§ Aim: Look through the material below. Copy every line with the string "lint" in it.

§ Data for this exercise:

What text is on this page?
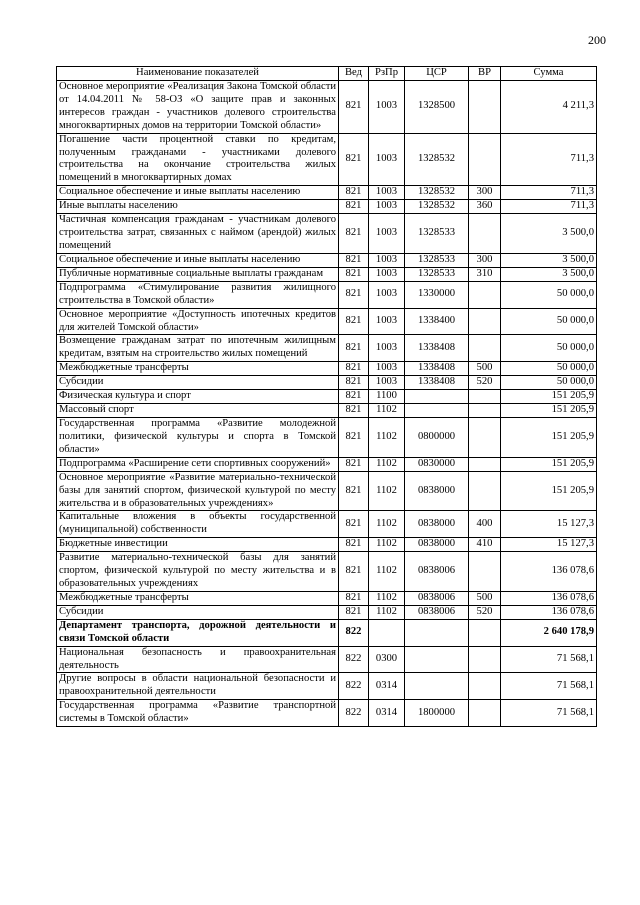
200
Наименование показателей	Вед	РзПр	ЦСР	ВР	Сумма
Основное мероприятие «Реализация Закона Томской области от 14.04.2011 № 58-ОЗ «О защите прав и законных интересов граждан - участников долевого строительства многоквартирных домов на территории Томской области»	821	1003	1328500		4 211,3
Погашение части процентной ставки по кредитам, полученным гражданами - участниками долевого строительства на окончание строительства жилых помещений в многоквартирных домах	821	1003	1328532		711,3
Социальное обеспечение и иные выплаты населению	821	1003	1328532	300	711,3
Иные выплаты населению	821	1003	1328532	360	711,3
Частичная компенсация гражданам - участникам долевого строительства затрат, связанных с наймом (арендой) жилых помещений	821	1003	1328533		3 500,0
Социальное обеспечение и иные выплаты населению	821	1003	1328533	300	3 500,0
Публичные нормативные социальные выплаты гражданам	821	1003	1328533	310	3 500,0
Подпрограмма «Стимулирование развития жилищного строительства в Томской области»	821	1003	1330000		50 000,0
Основное мероприятие «Доступность ипотечных кредитов для жителей Томской области»	821	1003	1338400		50 000,0
Возмещение гражданам затрат по ипотечным жилищным кредитам, взятым на строительство жилых помещений	821	1003	1338408		50 000,0
Межбюджетные трансферты	821	1003	1338408	500	50 000,0
Субсидии	821	1003	1338408	520	50 000,0
Физическая культура и спорт	821	1100			151 205,9
Массовый спорт	821	1102			151 205,9
Государственная программа «Развитие молодежной политики, физической культуры и спорта в Томской области»	821	1102	0800000		151 205,9
Подпрограмма «Расширение сети спортивных сооружений»	821	1102	0830000		151 205,9
Основное мероприятие «Развитие материально-технической базы для занятий спортом, физической культурой по месту жительства и в образовательных учреждениях»	821	1102	0838000		151 205,9
Капитальные вложения в объекты государственной (муниципальной) собственности	821	1102	0838000	400	15 127,3
Бюджетные инвестиции	821	1102	0838000	410	15 127,3
Развитие материально-технической базы для занятий спортом, физической культурой по месту жительства и в образовательных учреждениях	821	1102	0838006		136 078,6
Межбюджетные трансферты	821	1102	0838006	500	136 078,6
Субсидии	821	1102	0838006	520	136 078,6
Департамент транспорта, дорожной деятельности и связи Томской области	822				2 640 178,9
Национальная безопасность и правоохранительная деятельность	822	0300			71 568,1
Другие вопросы в области национальной безопасности и правоохранительной деятельности	822	0314			71 568,1
Государственная программа «Развитие транспортной системы в Томской области»	822	0314	1800000		71 568,1
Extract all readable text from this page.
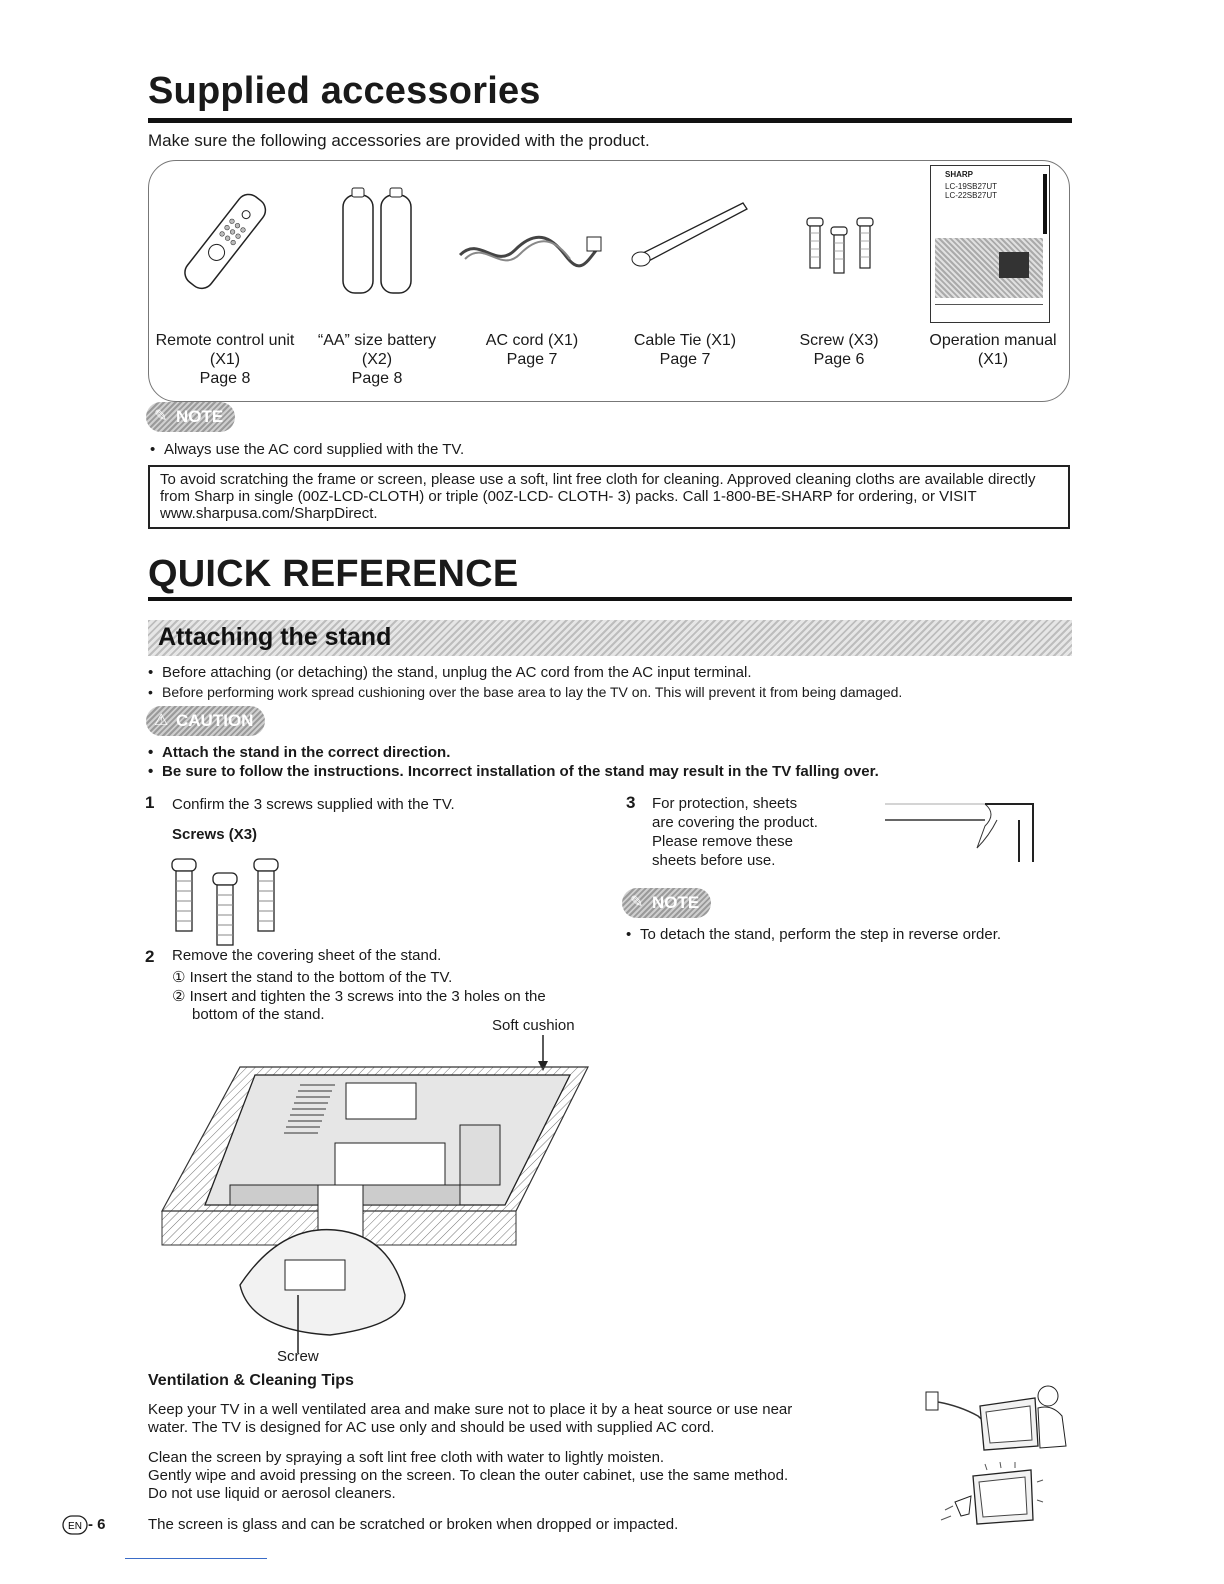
Supplied accessories
Make sure the following accessories are provided with the product.
SHARP
LC-19SB27UT
LC-22SB27UT
Remote control unit
(X1)
Page 8
“AA” size battery
(X2)
Page 8
AC cord (X1)
Page 7
Cable Tie (X1)
Page 7
Screw (X3)
Page 6
Operation manual
(X1)
✎ NOTE
• Always use the AC cord supplied with the TV.
To avoid scratching the frame or screen, please use a soft, lint free cloth for cleaning. Approved cleaning cloths are available directly from Sharp in single (00Z-LCD-CLOTH) or triple (00Z-LCD- CLOTH- 3) packs. Call 1-800-BE-SHARP for ordering, or VISIT www.sharpusa.com/SharpDirect.
QUICK REFERENCE
Attaching the stand
• Before attaching (or detaching) the stand, unplug the AC cord from the AC input terminal.
• Before performing work spread cushioning over the base area to lay the TV on. This will prevent it from being damaged.
⚠ CAUTION
• Attach the stand in the correct direction.
• Be sure to follow the instructions. Incorrect installation of the stand may result in the TV falling over.
1 Confirm the 3 screws supplied with the TV.
Screws (X3)
2 Remove the covering sheet of the stand.
① Insert the stand to the bottom of the TV.
② Insert and tighten the 3 screws into the 3 holes on the
bottom of the stand.
Soft cushion
Screw
3 For protection, sheets
are covering the product.
Please remove these
sheets before use.
✎ NOTE
• To detach the stand, perform the step in reverse order.
Ventilation & Cleaning Tips
Keep your TV in a well ventilated area and make sure not to place it by a heat source or use near
water. The TV is designed for AC use only and should be used with supplied AC cord.
Clean the screen by spraying a soft lint free cloth with water to lightly moisten.
Gently wipe and avoid pressing on the screen. To clean the outer cabinet, use the same method.
Do not use liquid or aerosol cleaners.
The screen is glass and can be scratched or broken when dropped or impacted.
EN - 6
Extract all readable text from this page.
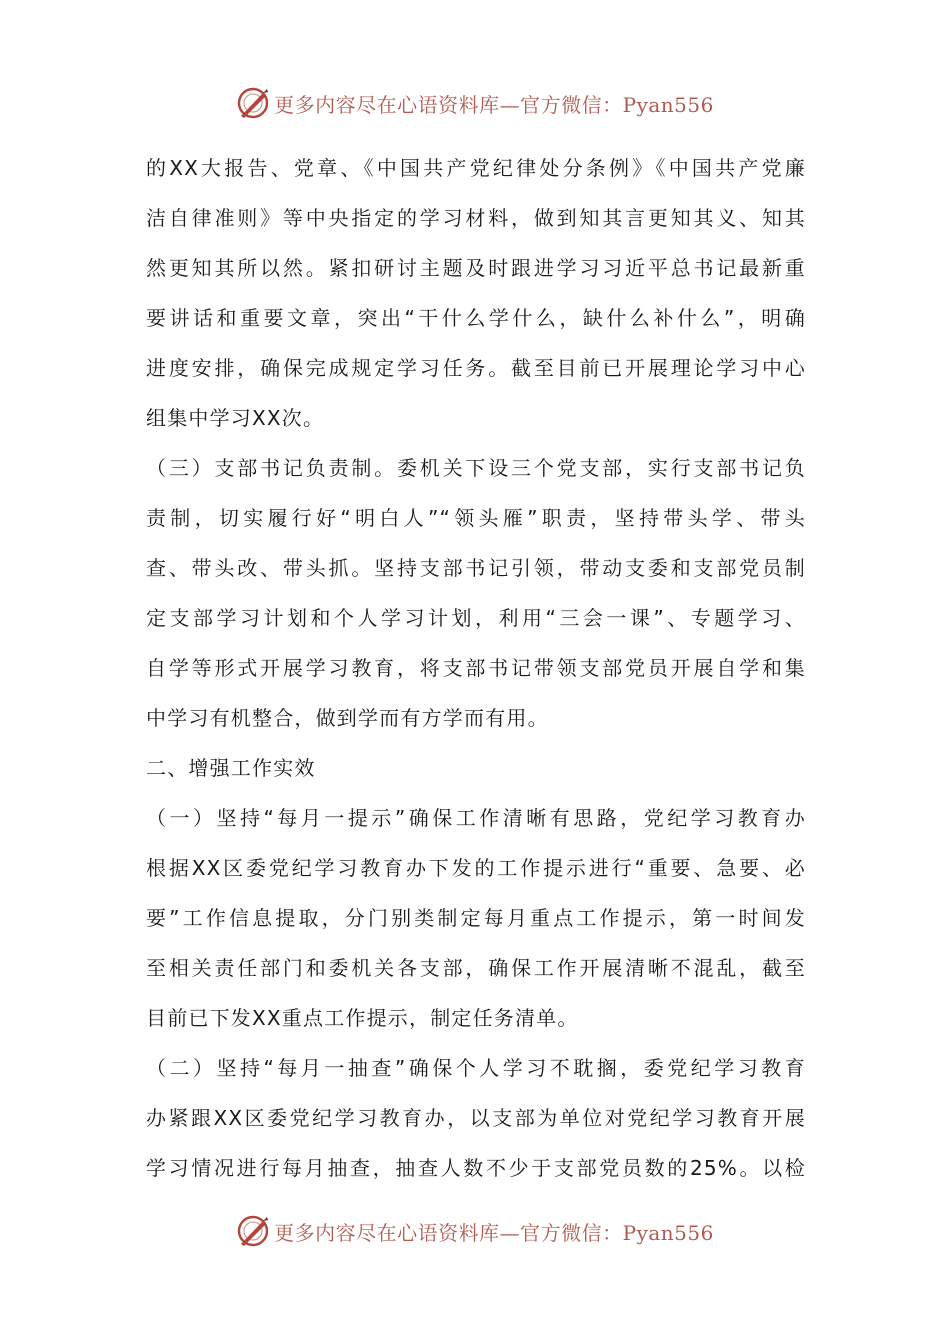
更多内容尽在心语资料库—官方微信：Pyan556
的XX大报告、党章、《中国共产党纪律处分条例》《中国共产党廉
洁自律准则》等中央指定的学习材料，做到知其言更知其义、知其
然更知其所以然。紧扣研讨主题及时跟进学习习近平总书记最新重
要讲话和重要文章，突出“干什么学什么，缺什么补什么”，明确
进度安排，确保完成规定学习任务。截至目前已开展理论学习中心
组集中学习XX次。
（三）支部书记负责制。委机关下设三个党支部，实行支部书记负
责制，切实履行好“明白人”“领头雁”职责，坚持带头学、带头
查、带头改、带头抓。坚持支部书记引领，带动支委和支部党员制
定支部学习计划和个人学习计划，利用“三会一课”、专题学习、
自学等形式开展学习教育，将支部书记带领支部党员开展自学和集
中学习有机整合，做到学而有方学而有用。
二、增强工作实效
（一）坚持“每月一提示”确保工作清晰有思路，党纪学习教育办
根据XX区委党纪学习教育办下发的工作提示进行“重要、急要、必
要”工作信息提取，分门别类制定每月重点工作提示，第一时间发
至相关责任部门和委机关各支部，确保工作开展清晰不混乱，截至
目前已下发XX重点工作提示，制定任务清单。
（二）坚持“每月一抽查”确保个人学习不耽搁，委党纪学习教育
办紧跟XX区委党纪学习教育办，以支部为单位对党纪学习教育开展
学习情况进行每月抽查，抽查人数不少于支部党员数的25%。以检
更多内容尽在心语资料库—官方微信：Pyan556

§ Solution to the problem:
To avoid scratching the frame or screen, please use a soft, lint free cloth for cleaning. Approved cleaning cloths are available directly from Sharp in single (00Z-LCD-CLOTH) or triple (00Z-LCD- CLOTH- 3) packs. Call 1-800-BE-SHARP for ordering, or VISIT www.sharpusa.com/SharpDirect.
Clean the screen by spraying a soft lint free cloth with water to lightly moisten.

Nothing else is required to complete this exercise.